| WHAT THE TASK ASKS |
Tally every line of the material that includes "description", then give the tally and nothing else.

| DATA EXCERPTS |
************
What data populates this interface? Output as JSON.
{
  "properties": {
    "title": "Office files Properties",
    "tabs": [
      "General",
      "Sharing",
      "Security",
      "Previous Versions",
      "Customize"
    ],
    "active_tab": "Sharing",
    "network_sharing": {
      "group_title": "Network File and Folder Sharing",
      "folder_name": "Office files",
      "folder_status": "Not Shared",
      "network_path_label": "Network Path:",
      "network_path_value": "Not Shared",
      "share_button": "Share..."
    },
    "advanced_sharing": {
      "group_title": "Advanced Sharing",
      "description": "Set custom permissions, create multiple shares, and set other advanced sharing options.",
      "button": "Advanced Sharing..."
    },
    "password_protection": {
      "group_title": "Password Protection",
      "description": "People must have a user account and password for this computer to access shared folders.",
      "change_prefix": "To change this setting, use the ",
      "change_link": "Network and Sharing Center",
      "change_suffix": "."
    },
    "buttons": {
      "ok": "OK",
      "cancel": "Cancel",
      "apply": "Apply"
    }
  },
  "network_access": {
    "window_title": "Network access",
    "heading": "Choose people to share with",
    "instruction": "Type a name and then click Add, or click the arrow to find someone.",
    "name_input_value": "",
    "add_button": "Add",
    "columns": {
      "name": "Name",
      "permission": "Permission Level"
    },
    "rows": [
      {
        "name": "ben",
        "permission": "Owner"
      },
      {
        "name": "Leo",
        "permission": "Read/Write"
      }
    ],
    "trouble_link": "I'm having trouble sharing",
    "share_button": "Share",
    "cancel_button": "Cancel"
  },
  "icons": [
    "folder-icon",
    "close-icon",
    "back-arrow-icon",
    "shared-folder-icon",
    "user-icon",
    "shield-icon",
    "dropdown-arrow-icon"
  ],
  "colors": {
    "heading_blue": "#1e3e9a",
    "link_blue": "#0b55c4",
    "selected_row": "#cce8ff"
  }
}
************
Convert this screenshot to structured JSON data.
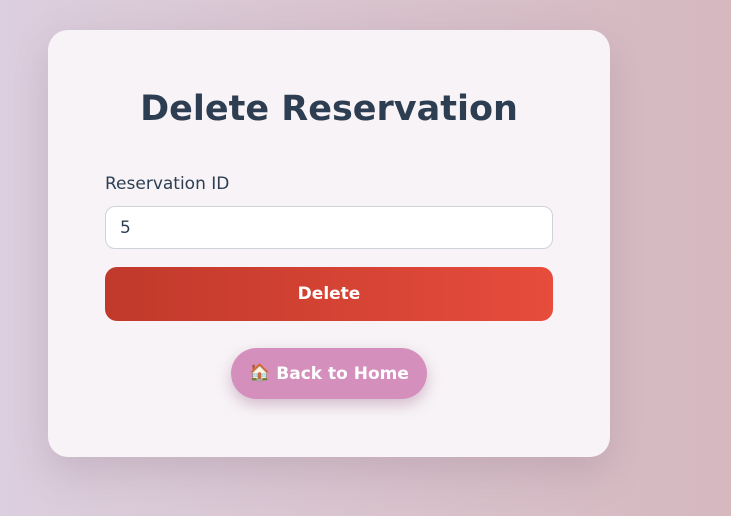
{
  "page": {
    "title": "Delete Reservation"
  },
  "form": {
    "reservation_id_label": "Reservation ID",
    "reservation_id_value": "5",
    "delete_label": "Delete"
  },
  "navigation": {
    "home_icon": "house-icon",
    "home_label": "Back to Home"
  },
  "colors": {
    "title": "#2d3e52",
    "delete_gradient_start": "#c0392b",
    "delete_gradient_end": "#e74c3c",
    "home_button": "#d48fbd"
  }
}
************
| OUTPUT OF THE EXERCISE |
2